--- Start ---

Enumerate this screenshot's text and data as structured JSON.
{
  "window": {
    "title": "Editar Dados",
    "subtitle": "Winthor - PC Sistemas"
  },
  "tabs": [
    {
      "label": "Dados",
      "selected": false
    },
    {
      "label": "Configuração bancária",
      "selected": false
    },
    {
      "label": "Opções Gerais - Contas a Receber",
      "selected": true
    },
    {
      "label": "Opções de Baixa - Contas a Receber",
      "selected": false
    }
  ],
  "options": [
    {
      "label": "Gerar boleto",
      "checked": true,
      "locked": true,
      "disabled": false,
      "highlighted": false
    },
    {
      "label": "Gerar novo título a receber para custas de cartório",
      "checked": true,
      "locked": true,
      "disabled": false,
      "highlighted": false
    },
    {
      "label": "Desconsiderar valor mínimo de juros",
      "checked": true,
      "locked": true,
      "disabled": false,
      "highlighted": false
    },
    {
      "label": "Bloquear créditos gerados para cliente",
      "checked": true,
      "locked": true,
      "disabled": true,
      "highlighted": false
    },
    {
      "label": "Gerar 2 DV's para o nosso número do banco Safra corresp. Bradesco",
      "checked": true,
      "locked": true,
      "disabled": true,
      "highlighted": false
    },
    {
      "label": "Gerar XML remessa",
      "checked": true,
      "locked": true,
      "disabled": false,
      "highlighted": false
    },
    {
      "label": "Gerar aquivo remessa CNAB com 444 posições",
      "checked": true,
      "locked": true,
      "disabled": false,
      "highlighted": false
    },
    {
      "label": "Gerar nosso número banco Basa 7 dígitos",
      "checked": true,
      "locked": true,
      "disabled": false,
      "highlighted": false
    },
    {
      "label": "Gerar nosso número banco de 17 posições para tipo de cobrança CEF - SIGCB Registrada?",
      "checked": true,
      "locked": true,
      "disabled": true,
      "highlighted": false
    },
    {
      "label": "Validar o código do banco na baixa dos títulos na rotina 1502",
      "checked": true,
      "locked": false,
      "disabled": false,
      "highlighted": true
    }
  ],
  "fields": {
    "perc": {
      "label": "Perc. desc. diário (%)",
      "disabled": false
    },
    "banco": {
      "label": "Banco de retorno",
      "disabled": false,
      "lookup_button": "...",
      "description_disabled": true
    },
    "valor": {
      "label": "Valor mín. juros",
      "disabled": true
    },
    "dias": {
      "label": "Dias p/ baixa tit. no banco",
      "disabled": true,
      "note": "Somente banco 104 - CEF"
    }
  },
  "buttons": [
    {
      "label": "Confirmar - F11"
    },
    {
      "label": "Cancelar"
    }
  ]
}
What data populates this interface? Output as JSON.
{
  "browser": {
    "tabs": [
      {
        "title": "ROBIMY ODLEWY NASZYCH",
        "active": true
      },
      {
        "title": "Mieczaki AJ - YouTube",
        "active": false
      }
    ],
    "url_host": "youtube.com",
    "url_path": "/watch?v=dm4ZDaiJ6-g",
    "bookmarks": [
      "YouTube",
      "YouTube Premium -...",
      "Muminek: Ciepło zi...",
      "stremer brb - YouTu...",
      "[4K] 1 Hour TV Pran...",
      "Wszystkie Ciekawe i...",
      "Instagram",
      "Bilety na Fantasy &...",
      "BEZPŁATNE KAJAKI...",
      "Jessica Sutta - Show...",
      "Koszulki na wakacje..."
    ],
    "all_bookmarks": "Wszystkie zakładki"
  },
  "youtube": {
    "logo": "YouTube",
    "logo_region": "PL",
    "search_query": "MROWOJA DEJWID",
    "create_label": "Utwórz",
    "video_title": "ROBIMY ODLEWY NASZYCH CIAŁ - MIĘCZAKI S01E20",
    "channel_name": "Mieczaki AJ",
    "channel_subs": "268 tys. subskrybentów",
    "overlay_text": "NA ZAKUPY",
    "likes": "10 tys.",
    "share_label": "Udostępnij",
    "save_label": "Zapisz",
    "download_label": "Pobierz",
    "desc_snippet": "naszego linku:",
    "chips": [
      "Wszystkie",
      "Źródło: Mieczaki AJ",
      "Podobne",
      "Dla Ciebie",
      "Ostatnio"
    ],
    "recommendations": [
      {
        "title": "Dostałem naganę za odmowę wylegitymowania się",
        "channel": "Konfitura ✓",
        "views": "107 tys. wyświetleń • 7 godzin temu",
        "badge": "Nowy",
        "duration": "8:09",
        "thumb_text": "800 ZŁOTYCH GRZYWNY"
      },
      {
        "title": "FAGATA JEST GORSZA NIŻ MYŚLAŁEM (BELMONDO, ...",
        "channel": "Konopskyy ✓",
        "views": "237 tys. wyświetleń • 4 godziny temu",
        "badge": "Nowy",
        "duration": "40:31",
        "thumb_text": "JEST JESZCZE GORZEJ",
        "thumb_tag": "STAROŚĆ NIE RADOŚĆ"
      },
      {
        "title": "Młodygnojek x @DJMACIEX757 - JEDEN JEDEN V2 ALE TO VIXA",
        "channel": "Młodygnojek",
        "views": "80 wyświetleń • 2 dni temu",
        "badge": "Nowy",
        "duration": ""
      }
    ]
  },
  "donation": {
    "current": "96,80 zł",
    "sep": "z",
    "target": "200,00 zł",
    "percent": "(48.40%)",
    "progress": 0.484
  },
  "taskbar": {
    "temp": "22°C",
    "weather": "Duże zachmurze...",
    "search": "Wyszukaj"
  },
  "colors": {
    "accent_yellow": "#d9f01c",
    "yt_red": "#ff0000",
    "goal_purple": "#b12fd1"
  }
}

--- End ---

** WRITTEN PROBLEM **
Reproduce each record shown above without altering a single word.

** TASK OUTPUT **
Enumerate this screenshot's text and data as structured JSON.
{
  "window": {
    "title": "Editar Dados",
    "subtitle": "Winthor - PC Sistemas"
  },
  "tabs": [
    {
      "label": "Dados",
      "selected": false
    },
    {
      "label": "Configuração bancária",
      "selected": false
    },
    {
      "label": "Opções Gerais - Contas a Receber",
      "selected": true
    },
    {
      "label": "Opções de Baixa - Contas a Receber",
      "selected": false
    }
  ],
  "options": [
    {
      "label": "Gerar boleto",
      "checked": true,
      "locked": true,
      "disabled": false,
      "highlighted": false
    },
    {
      "label": "Gerar novo título a receber para custas de cartório",
      "checked": true,
      "locked": true,
      "disabled": false,
      "highlighted": false
    },
    {
      "label": "Desconsiderar valor mínimo de juros",
      "checked": true,
      "locked": true,
      "disabled": false,
      "highlighted": false
    },
    {
      "label": "Bloquear créditos gerados para cliente",
      "checked": true,
      "locked": true,
      "disabled": true,
      "highlighted": false
    },
    {
      "label": "Gerar 2 DV's para o nosso número do banco Safra corresp. Bradesco",
      "checked": true,
      "locked": true,
      "disabled": true,
      "highlighted": false
    },
    {
      "label": "Gerar XML remessa",
      "checked": true,
      "locked": true,
      "disabled": false,
      "highlighted": false
    },
    {
      "label": "Gerar aquivo remessa CNAB com 444 posições",
      "checked": true,
      "locked": true,
      "disabled": false,
      "highlighted": false
    },
    {
      "label": "Gerar nosso número banco Basa 7 dígitos",
      "checked": true,
      "locked": true,
      "disabled": false,
      "highlighted": false
    },
    {
      "label": "Gerar nosso número banco de 17 posições para tipo de cobrança CEF - SIGCB Registrada?",
      "checked": true,
      "locked": true,
      "disabled": true,
      "highlighted": false
    },
    {
      "label": "Validar o código do banco na baixa dos títulos na rotina 1502",
      "checked": true,
      "locked": false,
      "disabled": false,
      "highlighted": true
    }
  ],
  "fields": {
    "perc": {
      "label": "Perc. desc. diário (%)",
      "disabled": false
    },
    "banco": {
      "label": "Banco de retorno",
      "disabled": false,
      "lookup_button": "...",
      "description_disabled": true
    },
    "valor": {
      "label": "Valor mín. juros",
      "disabled": true
    },
    "dias": {
      "label": "Dias p/ baixa tit. no banco",
      "disabled": true,
      "note": "Somente banco 104 - CEF"
    }
  },
  "buttons": [
    {
      "label": "Confirmar - F11"
    },
    {
      "label": "Cancelar"
    }
  ]
}
What data populates this interface? Output as JSON.
{
  "browser": {
    "tabs": [
      {
        "title": "ROBIMY ODLEWY NASZYCH",
        "active": true
      },
      {
        "title": "Mieczaki AJ - YouTube",
        "active": false
      }
    ],
    "url_host": "youtube.com",
    "url_path": "/watch?v=dm4ZDaiJ6-g",
    "bookmarks": [
      "YouTube",
      "YouTube Premium -...",
      "Muminek: Ciepło zi...",
      "stremer brb - YouTu...",
      "[4K] 1 Hour TV Pran...",
      "Wszystkie Ciekawe i...",
      "Instagram",
      "Bilety na Fantasy &...",
      "BEZPŁATNE KAJAKI...",
      "Jessica Sutta - Show...",
      "Koszulki na wakacje..."
    ],
    "all_bookmarks": "Wszystkie zakładki"
  },
  "youtube": {
    "logo": "YouTube",
    "logo_region": "PL",
    "search_query": "MROWOJA DEJWID",
    "create_label": "Utwórz",
    "video_title": "ROBIMY ODLEWY NASZYCH CIAŁ - MIĘCZAKI S01E20",
    "channel_name": "Mieczaki AJ",
    "channel_subs": "268 tys. subskrybentów",
    "overlay_text": "NA ZAKUPY",
    "likes": "10 tys.",
    "share_label": "Udostępnij",
    "save_label": "Zapisz",
    "download_label": "Pobierz",
    "desc_snippet": "naszego linku:",
    "chips": [
      "Wszystkie",
      "Źródło: Mieczaki AJ",
      "Podobne",
      "Dla Ciebie",
      "Ostatnio"
    ],
    "recommendations": [
      {
        "title": "Dostałem naganę za odmowę wylegitymowania się",
        "channel": "Konfitura ✓",
        "views": "107 tys. wyświetleń • 7 godzin temu",
        "badge": "Nowy",
        "duration": "8:09",
        "thumb_text": "800 ZŁOTYCH GRZYWNY"
      },
      {
        "title": "FAGATA JEST GORSZA NIŻ MYŚLAŁEM (BELMONDO, ...",
        "channel": "Konopskyy ✓",
        "views": "237 tys. wyświetleń • 4 godziny temu",
        "badge": "Nowy",
        "duration": "40:31",
        "thumb_text": "JEST JESZCZE GORZEJ",
        "thumb_tag": "STAROŚĆ NIE RADOŚĆ"
      },
      {
        "title": "Młodygnojek x @DJMACIEX757 - JEDEN JEDEN V2 ALE TO VIXA",
        "channel": "Młodygnojek",
        "views": "80 wyświetleń • 2 dni temu",
        "badge": "Nowy",
        "duration": ""
      }
    ]
  },
  "donation": {
    "current": "96,80 zł",
    "sep": "z",
    "target": "200,00 zł",
    "percent": "(48.40%)",
    "progress": 0.484
  },
  "taskbar": {
    "temp": "22°C",
    "weather": "Duże zachmurze...",
    "search": "Wyszukaj"
  },
  "colors": {
    "accent_yellow": "#d9f01c",
    "yt_red": "#ff0000",
    "goal_purple": "#b12fd1"
  }
}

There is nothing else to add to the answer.